Repeat the full listing below verbatim and keep the images out.

(Records that describe figures)
================
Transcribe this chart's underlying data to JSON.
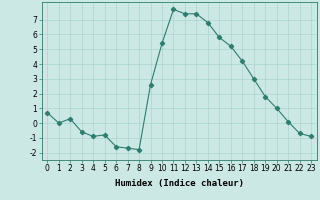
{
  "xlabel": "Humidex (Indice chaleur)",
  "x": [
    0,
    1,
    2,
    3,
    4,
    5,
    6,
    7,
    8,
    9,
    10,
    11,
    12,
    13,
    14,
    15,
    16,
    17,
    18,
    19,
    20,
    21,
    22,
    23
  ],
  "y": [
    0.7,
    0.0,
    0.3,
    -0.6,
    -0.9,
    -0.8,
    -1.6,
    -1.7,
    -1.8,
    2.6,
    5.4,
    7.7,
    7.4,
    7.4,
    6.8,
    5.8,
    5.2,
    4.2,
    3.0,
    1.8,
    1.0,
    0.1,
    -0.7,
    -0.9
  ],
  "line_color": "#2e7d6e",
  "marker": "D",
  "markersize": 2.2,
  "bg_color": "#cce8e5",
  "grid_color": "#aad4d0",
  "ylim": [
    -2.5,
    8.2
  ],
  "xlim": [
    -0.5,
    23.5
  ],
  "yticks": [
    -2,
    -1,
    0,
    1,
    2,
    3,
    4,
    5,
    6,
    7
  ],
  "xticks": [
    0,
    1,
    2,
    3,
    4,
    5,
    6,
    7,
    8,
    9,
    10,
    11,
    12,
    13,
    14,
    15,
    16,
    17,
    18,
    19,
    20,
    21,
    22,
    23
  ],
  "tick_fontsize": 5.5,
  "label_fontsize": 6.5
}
================
SOLUTION TO THE PROBLEM
Transcribe this chart's underlying data to JSON.
{
  "xlabel": "Humidex (Indice chaleur)",
  "x": [
    0,
    1,
    2,
    3,
    4,
    5,
    6,
    7,
    8,
    9,
    10,
    11,
    12,
    13,
    14,
    15,
    16,
    17,
    18,
    19,
    20,
    21,
    22,
    23
  ],
  "y": [
    0.7,
    0.0,
    0.3,
    -0.6,
    -0.9,
    -0.8,
    -1.6,
    -1.7,
    -1.8,
    2.6,
    5.4,
    7.7,
    7.4,
    7.4,
    6.8,
    5.8,
    5.2,
    4.2,
    3.0,
    1.8,
    1.0,
    0.1,
    -0.7,
    -0.9
  ],
  "line_color": "#2e7d6e",
  "marker": "D",
  "markersize": 2.2,
  "bg_color": "#cce8e5",
  "grid_color": "#aad4d0",
  "ylim": [
    -2.5,
    8.2
  ],
  "xlim": [
    -0.5,
    23.5
  ],
  "yticks": [
    -2,
    -1,
    0,
    1,
    2,
    3,
    4,
    5,
    6,
    7
  ],
  "xticks": [
    0,
    1,
    2,
    3,
    4,
    5,
    6,
    7,
    8,
    9,
    10,
    11,
    12,
    13,
    14,
    15,
    16,
    17,
    18,
    19,
    20,
    21,
    22,
    23
  ],
  "tick_fontsize": 5.5,
  "label_fontsize": 6.5
}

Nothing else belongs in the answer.